[Chart and figure data]
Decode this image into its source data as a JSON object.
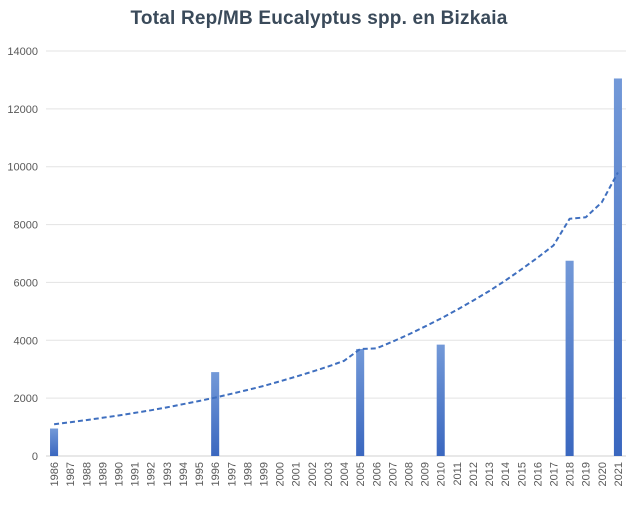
{
  "chart_data": {
    "type": "bar",
    "title": "Total Rep/MB Eucalyptus spp. en Bizkaia",
    "xlabel": "",
    "ylabel": "",
    "ylim": [
      0,
      14000
    ],
    "yticks": [
      0,
      2000,
      4000,
      6000,
      8000,
      10000,
      12000,
      14000
    ],
    "grid": true,
    "categories": [
      "1986",
      "1987",
      "1988",
      "1989",
      "1990",
      "1991",
      "1992",
      "1993",
      "1994",
      "1995",
      "1996",
      "1997",
      "1998",
      "1999",
      "2000",
      "2001",
      "2002",
      "2003",
      "2004",
      "2005",
      "2006",
      "2007",
      "2008",
      "2009",
      "2010",
      "2011",
      "2012",
      "2013",
      "2014",
      "2015",
      "2016",
      "2017",
      "2018",
      "2019",
      "2020",
      "2021"
    ],
    "values": [
      950,
      0,
      0,
      0,
      0,
      0,
      0,
      0,
      0,
      0,
      2900,
      0,
      0,
      0,
      0,
      0,
      0,
      0,
      0,
      3700,
      0,
      0,
      0,
      0,
      3850,
      0,
      0,
      0,
      0,
      0,
      0,
      0,
      6750,
      0,
      0,
      13050
    ],
    "trendline": {
      "type": "exponential",
      "values": [
        1100,
        1170,
        1240,
        1320,
        1400,
        1490,
        1580,
        1680,
        1790,
        1900,
        2020,
        2150,
        2280,
        2420,
        2580,
        2740,
        2910,
        3090,
        3290,
        3700,
        3720,
        3950,
        4200,
        4470,
        4750,
        5050,
        5370,
        5700,
        6060,
        6450,
        6850,
        7280,
        8200,
        8250,
        8770,
        9800
      ]
    },
    "colors": {
      "bar": "#4472c4",
      "bar_light": "#6f93d6",
      "trend": "#3f6fbf"
    }
  }
}
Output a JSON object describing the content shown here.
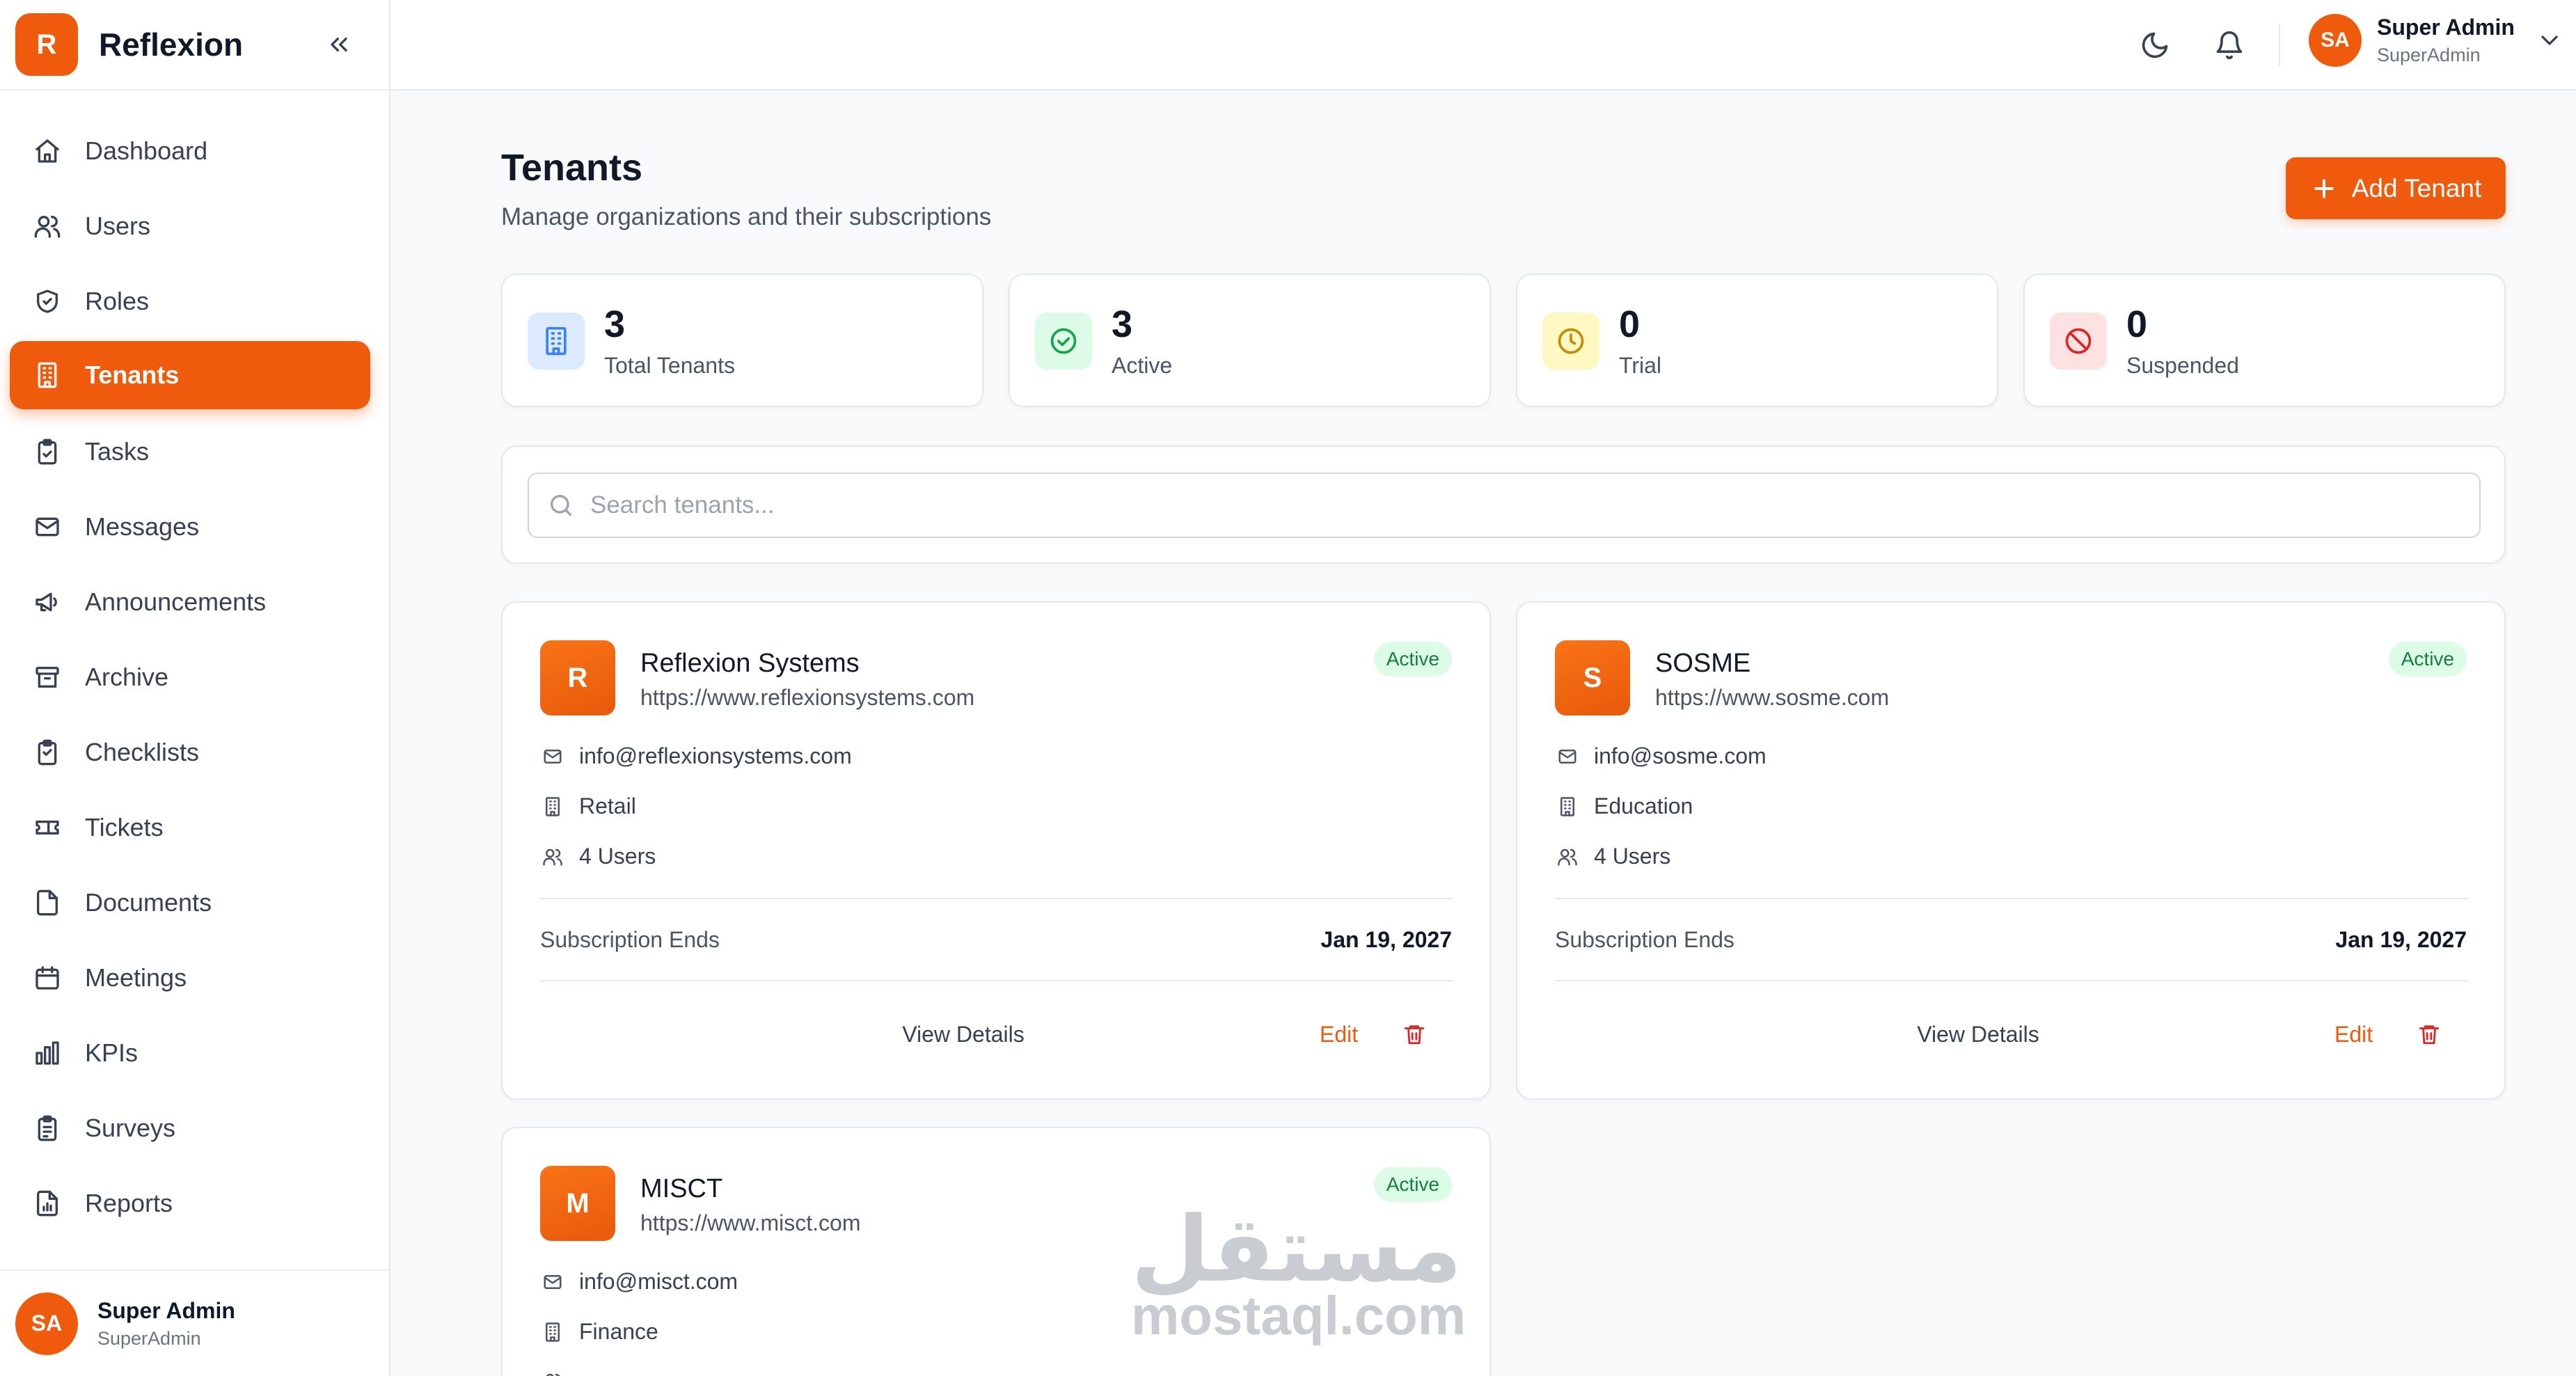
{
  "sidebar": {
    "brand": {
      "logo_letter": "R",
      "name": "Reflexion"
    },
    "items": [
      {
        "label": "Dashboard",
        "icon": "home-icon"
      },
      {
        "label": "Users",
        "icon": "users-icon"
      },
      {
        "label": "Roles",
        "icon": "shield-icon"
      },
      {
        "label": "Tenants",
        "icon": "building-icon",
        "active": true
      },
      {
        "label": "Tasks",
        "icon": "clipboard-check-icon"
      },
      {
        "label": "Messages",
        "icon": "mail-icon"
      },
      {
        "label": "Announcements",
        "icon": "megaphone-icon"
      },
      {
        "label": "Archive",
        "icon": "archive-icon"
      },
      {
        "label": "Checklists",
        "icon": "clipboard-list-icon"
      },
      {
        "label": "Tickets",
        "icon": "ticket-icon"
      },
      {
        "label": "Documents",
        "icon": "file-icon"
      },
      {
        "label": "Meetings",
        "icon": "calendar-icon"
      },
      {
        "label": "KPIs",
        "icon": "bar-chart-icon"
      },
      {
        "label": "Surveys",
        "icon": "clipboard-survey-icon"
      },
      {
        "label": "Reports",
        "icon": "report-icon"
      }
    ],
    "footer": {
      "initials": "SA",
      "name": "Super Admin",
      "role": "SuperAdmin"
    }
  },
  "header": {
    "user": {
      "initials": "SA",
      "name": "Super Admin",
      "role": "SuperAdmin"
    }
  },
  "main": {
    "title": "Tenants",
    "subtitle": "Manage organizations and their subscriptions",
    "add_button_label": "Add Tenant",
    "stats": [
      {
        "value": "3",
        "label": "Total Tenants",
        "icon": "building-icon",
        "color": "#3b82f6",
        "bg": "#dbeafe"
      },
      {
        "value": "3",
        "label": "Active",
        "icon": "check-circle-icon",
        "color": "#16a34a",
        "bg": "#dcfce7"
      },
      {
        "value": "0",
        "label": "Trial",
        "icon": "clock-icon",
        "color": "#ca8a04",
        "bg": "#fef9c3"
      },
      {
        "value": "0",
        "label": "Suspended",
        "icon": "ban-icon",
        "color": "#dc2626",
        "bg": "#fee2e2"
      }
    ],
    "search": {
      "placeholder": "Search tenants...",
      "value": ""
    },
    "tenants": [
      {
        "logo_letter": "R",
        "name": "Reflexion Systems",
        "url": "https://www.reflexionsystems.com",
        "status": "Active",
        "email": "info@reflexionsystems.com",
        "industry": "Retail",
        "users": "4 Users",
        "subscription_label": "Subscription Ends",
        "subscription_date": "Jan 19, 2027",
        "view_label": "View Details",
        "edit_label": "Edit"
      },
      {
        "logo_letter": "S",
        "name": "SOSME",
        "url": "https://www.sosme.com",
        "status": "Active",
        "email": "info@sosme.com",
        "industry": "Education",
        "users": "4 Users",
        "subscription_label": "Subscription Ends",
        "subscription_date": "Jan 19, 2027",
        "view_label": "View Details",
        "edit_label": "Edit"
      },
      {
        "logo_letter": "M",
        "name": "MISCT",
        "url": "https://www.misct.com",
        "status": "Active",
        "email": "info@misct.com",
        "industry": "Finance"
      }
    ]
  },
  "watermark": {
    "arabic": "مستقل",
    "latin": "mostaql.com"
  },
  "colors": {
    "accent": "#ef5a0c",
    "active_badge_bg": "#dcfce7",
    "active_badge_text": "#15803d"
  }
}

TASK STATEMENT: Copy each line that holds the word "industry".

FINISHED EXERCISE:
        "industry": "Retail",
        "industry": "Education",
        "industry": "Finance"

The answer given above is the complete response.